● **TASK DETAILS**: Give the data below again, word for word.

[Stored items]
-*-*-
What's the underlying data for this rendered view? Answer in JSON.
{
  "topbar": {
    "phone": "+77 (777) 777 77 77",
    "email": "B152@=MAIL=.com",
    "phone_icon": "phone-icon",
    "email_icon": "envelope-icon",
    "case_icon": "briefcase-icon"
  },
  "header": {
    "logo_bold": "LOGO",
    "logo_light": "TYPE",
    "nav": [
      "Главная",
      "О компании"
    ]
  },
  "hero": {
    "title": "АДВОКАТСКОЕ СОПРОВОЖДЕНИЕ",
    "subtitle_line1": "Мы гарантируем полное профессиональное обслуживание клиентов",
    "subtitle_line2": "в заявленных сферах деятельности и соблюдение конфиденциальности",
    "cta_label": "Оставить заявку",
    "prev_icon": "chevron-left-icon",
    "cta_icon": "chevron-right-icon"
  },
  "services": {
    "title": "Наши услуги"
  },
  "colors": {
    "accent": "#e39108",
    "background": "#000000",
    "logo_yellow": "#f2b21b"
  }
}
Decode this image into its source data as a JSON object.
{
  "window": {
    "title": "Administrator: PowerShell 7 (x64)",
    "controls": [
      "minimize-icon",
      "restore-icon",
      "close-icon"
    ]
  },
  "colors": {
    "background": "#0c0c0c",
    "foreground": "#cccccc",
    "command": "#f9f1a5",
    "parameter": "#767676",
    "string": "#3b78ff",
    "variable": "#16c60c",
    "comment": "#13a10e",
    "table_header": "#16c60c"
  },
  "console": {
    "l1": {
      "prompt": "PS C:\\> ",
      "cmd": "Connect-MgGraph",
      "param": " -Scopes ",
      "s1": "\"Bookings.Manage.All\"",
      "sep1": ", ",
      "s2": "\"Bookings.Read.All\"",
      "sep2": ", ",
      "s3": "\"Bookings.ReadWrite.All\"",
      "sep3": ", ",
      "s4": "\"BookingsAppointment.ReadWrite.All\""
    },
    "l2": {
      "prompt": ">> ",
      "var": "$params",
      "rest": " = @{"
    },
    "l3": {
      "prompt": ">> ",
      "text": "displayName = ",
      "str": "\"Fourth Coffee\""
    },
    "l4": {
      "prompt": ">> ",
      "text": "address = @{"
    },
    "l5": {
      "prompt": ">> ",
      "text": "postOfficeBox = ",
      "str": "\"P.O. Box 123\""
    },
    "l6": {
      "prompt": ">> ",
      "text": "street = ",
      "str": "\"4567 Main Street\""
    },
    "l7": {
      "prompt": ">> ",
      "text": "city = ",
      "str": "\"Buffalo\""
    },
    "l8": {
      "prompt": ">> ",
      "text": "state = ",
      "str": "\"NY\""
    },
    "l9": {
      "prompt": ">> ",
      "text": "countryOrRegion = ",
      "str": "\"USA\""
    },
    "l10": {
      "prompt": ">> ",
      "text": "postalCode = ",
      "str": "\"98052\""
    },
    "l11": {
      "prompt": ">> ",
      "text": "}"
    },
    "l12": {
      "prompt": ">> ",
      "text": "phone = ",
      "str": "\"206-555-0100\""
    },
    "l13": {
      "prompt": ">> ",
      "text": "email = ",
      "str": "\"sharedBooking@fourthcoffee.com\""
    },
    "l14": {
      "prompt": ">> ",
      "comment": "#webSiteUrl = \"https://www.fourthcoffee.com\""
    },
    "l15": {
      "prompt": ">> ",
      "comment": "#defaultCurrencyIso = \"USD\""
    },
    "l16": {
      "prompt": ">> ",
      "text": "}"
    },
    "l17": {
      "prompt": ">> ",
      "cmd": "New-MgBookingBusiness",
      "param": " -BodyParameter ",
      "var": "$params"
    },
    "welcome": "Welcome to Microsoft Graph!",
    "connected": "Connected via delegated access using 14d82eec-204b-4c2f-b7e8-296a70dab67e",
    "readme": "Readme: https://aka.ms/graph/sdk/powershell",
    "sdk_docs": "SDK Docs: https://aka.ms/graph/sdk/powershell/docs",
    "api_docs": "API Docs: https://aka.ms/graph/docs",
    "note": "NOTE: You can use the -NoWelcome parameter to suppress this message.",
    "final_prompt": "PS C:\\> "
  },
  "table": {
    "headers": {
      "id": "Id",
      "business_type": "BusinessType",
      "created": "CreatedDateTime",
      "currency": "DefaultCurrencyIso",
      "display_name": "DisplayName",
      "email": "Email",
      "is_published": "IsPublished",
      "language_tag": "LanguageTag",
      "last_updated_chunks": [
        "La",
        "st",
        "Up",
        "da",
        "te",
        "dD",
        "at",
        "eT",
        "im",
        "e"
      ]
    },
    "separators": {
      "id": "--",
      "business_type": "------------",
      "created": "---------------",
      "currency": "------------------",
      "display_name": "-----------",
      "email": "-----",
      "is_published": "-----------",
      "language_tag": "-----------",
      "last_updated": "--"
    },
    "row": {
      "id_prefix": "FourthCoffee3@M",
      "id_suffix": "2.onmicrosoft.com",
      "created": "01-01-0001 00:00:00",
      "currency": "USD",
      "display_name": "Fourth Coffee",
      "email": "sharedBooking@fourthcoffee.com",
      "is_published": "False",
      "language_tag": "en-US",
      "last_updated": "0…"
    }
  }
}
-*-*-
● **SOLVED PROBLEM**:
What's the underlying data for this rendered view? Answer in JSON.
{
  "topbar": {
    "phone": "+77 (777) 777 77 77",
    "email": "B152@=MAIL=.com",
    "phone_icon": "phone-icon",
    "email_icon": "envelope-icon",
    "case_icon": "briefcase-icon"
  },
  "header": {
    "logo_bold": "LOGO",
    "logo_light": "TYPE",
    "nav": [
      "Главная",
      "О компании"
    ]
  },
  "hero": {
    "title": "АДВОКАТСКОЕ СОПРОВОЖДЕНИЕ",
    "subtitle_line1": "Мы гарантируем полное профессиональное обслуживание клиентов",
    "subtitle_line2": "в заявленных сферах деятельности и соблюдение конфиденциальности",
    "cta_label": "Оставить заявку",
    "prev_icon": "chevron-left-icon",
    "cta_icon": "chevron-right-icon"
  },
  "services": {
    "title": "Наши услуги"
  },
  "colors": {
    "accent": "#e39108",
    "background": "#000000",
    "logo_yellow": "#f2b21b"
  }
}
Decode this image into its source data as a JSON object.
{
  "window": {
    "title": "Administrator: PowerShell 7 (x64)",
    "controls": [
      "minimize-icon",
      "restore-icon",
      "close-icon"
    ]
  },
  "colors": {
    "background": "#0c0c0c",
    "foreground": "#cccccc",
    "command": "#f9f1a5",
    "parameter": "#767676",
    "string": "#3b78ff",
    "variable": "#16c60c",
    "comment": "#13a10e",
    "table_header": "#16c60c"
  },
  "console": {
    "l1": {
      "prompt": "PS C:\\> ",
      "cmd": "Connect-MgGraph",
      "param": " -Scopes ",
      "s1": "\"Bookings.Manage.All\"",
      "sep1": ", ",
      "s2": "\"Bookings.Read.All\"",
      "sep2": ", ",
      "s3": "\"Bookings.ReadWrite.All\"",
      "sep3": ", ",
      "s4": "\"BookingsAppointment.ReadWrite.All\""
    },
    "l2": {
      "prompt": ">> ",
      "var": "$params",
      "rest": " = @{"
    },
    "l3": {
      "prompt": ">> ",
      "text": "displayName = ",
      "str": "\"Fourth Coffee\""
    },
    "l4": {
      "prompt": ">> ",
      "text": "address = @{"
    },
    "l5": {
      "prompt": ">> ",
      "text": "postOfficeBox = ",
      "str": "\"P.O. Box 123\""
    },
    "l6": {
      "prompt": ">> ",
      "text": "street = ",
      "str": "\"4567 Main Street\""
    },
    "l7": {
      "prompt": ">> ",
      "text": "city = ",
      "str": "\"Buffalo\""
    },
    "l8": {
      "prompt": ">> ",
      "text": "state = ",
      "str": "\"NY\""
    },
    "l9": {
      "prompt": ">> ",
      "text": "countryOrRegion = ",
      "str": "\"USA\""
    },
    "l10": {
      "prompt": ">> ",
      "text": "postalCode = ",
      "str": "\"98052\""
    },
    "l11": {
      "prompt": ">> ",
      "text": "}"
    },
    "l12": {
      "prompt": ">> ",
      "text": "phone = ",
      "str": "\"206-555-0100\""
    },
    "l13": {
      "prompt": ">> ",
      "text": "email = ",
      "str": "\"sharedBooking@fourthcoffee.com\""
    },
    "l14": {
      "prompt": ">> ",
      "comment": "#webSiteUrl = \"https://www.fourthcoffee.com\""
    },
    "l15": {
      "prompt": ">> ",
      "comment": "#defaultCurrencyIso = \"USD\""
    },
    "l16": {
      "prompt": ">> ",
      "text": "}"
    },
    "l17": {
      "prompt": ">> ",
      "cmd": "New-MgBookingBusiness",
      "param": " -BodyParameter ",
      "var": "$params"
    },
    "welcome": "Welcome to Microsoft Graph!",
    "connected": "Connected via delegated access using 14d82eec-204b-4c2f-b7e8-296a70dab67e",
    "readme": "Readme: https://aka.ms/graph/sdk/powershell",
    "sdk_docs": "SDK Docs: https://aka.ms/graph/sdk/powershell/docs",
    "api_docs": "API Docs: https://aka.ms/graph/docs",
    "note": "NOTE: You can use the -NoWelcome parameter to suppress this message.",
    "final_prompt": "PS C:\\> "
  },
  "table": {
    "headers": {
      "id": "Id",
      "business_type": "BusinessType",
      "created": "CreatedDateTime",
      "currency": "DefaultCurrencyIso",
      "display_name": "DisplayName",
      "email": "Email",
      "is_published": "IsPublished",
      "language_tag": "LanguageTag",
      "last_updated_chunks": [
        "La",
        "st",
        "Up",
        "da",
        "te",
        "dD",
        "at",
        "eT",
        "im",
        "e"
      ]
    },
    "separators": {
      "id": "--",
      "business_type": "------------",
      "created": "---------------",
      "currency": "------------------",
      "display_name": "-----------",
      "email": "-----",
      "is_published": "-----------",
      "language_tag": "-----------",
      "last_updated": "--"
    },
    "row": {
      "id_prefix": "FourthCoffee3@M",
      "id_suffix": "2.onmicrosoft.com",
      "created": "01-01-0001 00:00:00",
      "currency": "USD",
      "display_name": "Fourth Coffee",
      "email": "sharedBooking@fourthcoffee.com",
      "is_published": "False",
      "language_tag": "en-US",
      "last_updated": "0…"
    }
  }
}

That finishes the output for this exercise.